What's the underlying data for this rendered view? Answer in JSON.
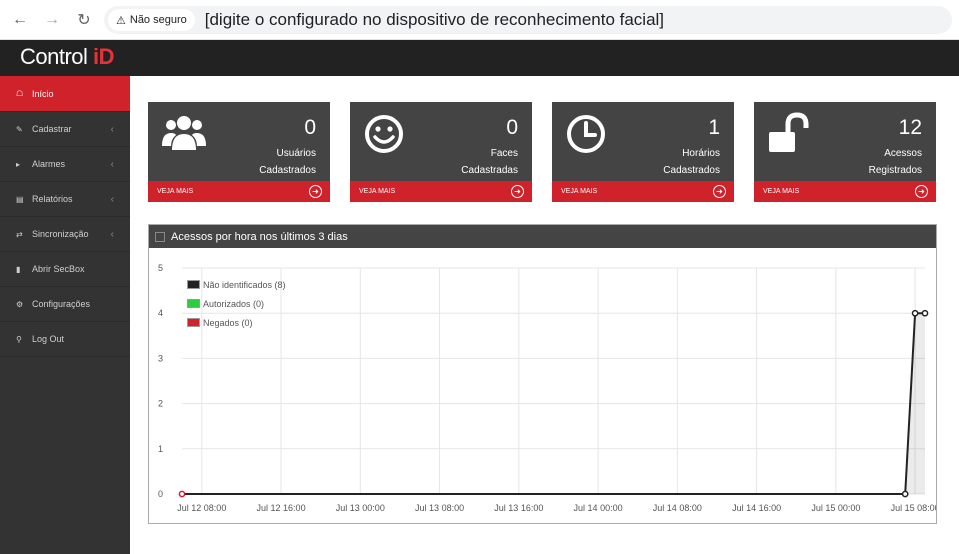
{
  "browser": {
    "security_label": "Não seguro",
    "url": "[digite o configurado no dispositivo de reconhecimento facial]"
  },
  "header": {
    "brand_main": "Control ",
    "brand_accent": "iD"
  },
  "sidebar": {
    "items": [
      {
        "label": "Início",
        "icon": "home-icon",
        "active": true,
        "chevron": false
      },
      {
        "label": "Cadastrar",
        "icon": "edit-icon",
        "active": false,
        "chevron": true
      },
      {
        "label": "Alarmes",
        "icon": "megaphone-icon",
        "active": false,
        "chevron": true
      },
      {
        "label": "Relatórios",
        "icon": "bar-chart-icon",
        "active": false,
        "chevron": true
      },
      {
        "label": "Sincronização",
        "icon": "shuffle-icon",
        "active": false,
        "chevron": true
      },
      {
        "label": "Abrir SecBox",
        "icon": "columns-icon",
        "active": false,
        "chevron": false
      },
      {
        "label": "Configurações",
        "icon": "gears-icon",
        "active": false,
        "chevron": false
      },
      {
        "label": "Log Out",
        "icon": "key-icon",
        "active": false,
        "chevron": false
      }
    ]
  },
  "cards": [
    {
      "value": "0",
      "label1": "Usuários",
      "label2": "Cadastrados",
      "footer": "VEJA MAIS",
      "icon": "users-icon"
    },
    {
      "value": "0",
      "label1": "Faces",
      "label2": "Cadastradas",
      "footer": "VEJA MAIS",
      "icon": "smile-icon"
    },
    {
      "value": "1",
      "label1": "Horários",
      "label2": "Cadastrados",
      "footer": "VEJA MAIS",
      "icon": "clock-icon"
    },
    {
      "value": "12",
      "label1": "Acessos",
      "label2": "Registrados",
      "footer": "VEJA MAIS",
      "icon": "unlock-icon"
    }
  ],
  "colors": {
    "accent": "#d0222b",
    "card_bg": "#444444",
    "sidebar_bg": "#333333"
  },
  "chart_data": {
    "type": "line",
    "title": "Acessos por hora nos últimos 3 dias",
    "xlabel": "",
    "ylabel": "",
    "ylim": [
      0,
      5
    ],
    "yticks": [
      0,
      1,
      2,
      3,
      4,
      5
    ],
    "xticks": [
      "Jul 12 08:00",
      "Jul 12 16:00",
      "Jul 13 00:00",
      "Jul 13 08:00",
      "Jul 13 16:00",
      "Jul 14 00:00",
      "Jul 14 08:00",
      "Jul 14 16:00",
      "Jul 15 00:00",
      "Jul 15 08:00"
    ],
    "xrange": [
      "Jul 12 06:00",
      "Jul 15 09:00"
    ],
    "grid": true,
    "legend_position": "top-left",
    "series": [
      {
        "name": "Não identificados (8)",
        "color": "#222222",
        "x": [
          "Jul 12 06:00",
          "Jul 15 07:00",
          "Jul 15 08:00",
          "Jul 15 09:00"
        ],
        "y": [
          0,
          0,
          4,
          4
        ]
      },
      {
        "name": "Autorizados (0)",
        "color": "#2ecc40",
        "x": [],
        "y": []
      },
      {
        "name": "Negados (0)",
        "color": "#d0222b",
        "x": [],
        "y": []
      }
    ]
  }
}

********************

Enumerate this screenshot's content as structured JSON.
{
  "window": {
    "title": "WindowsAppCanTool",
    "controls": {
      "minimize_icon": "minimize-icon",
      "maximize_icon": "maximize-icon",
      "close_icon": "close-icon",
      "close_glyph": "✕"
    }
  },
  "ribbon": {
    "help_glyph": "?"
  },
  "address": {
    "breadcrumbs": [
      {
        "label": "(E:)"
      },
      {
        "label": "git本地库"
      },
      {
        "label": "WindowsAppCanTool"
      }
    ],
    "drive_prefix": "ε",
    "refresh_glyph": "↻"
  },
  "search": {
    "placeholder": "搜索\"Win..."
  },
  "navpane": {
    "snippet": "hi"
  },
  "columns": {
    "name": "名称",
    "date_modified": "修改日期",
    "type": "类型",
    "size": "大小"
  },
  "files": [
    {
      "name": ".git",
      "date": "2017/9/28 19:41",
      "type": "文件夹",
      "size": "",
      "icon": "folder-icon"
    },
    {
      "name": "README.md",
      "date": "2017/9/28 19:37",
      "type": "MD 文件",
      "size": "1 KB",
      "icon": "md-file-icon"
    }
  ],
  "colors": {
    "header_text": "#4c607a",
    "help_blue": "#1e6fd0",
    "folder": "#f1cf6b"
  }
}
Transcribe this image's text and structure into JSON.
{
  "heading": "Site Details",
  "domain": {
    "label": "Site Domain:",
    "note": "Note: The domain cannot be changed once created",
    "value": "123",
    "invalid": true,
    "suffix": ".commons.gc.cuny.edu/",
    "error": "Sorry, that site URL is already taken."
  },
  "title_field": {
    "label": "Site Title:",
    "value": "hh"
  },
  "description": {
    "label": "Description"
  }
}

********************

▶ _Goal of the exercise_: Leave out every line without the string "JSON" and copy the rest.

▶ _Exercise result_:
What's the underlying data for this rendered view? Answer in JSON.
Enumerate this screenshot's content as structured JSON.
Transcribe this image's text and structure into JSON.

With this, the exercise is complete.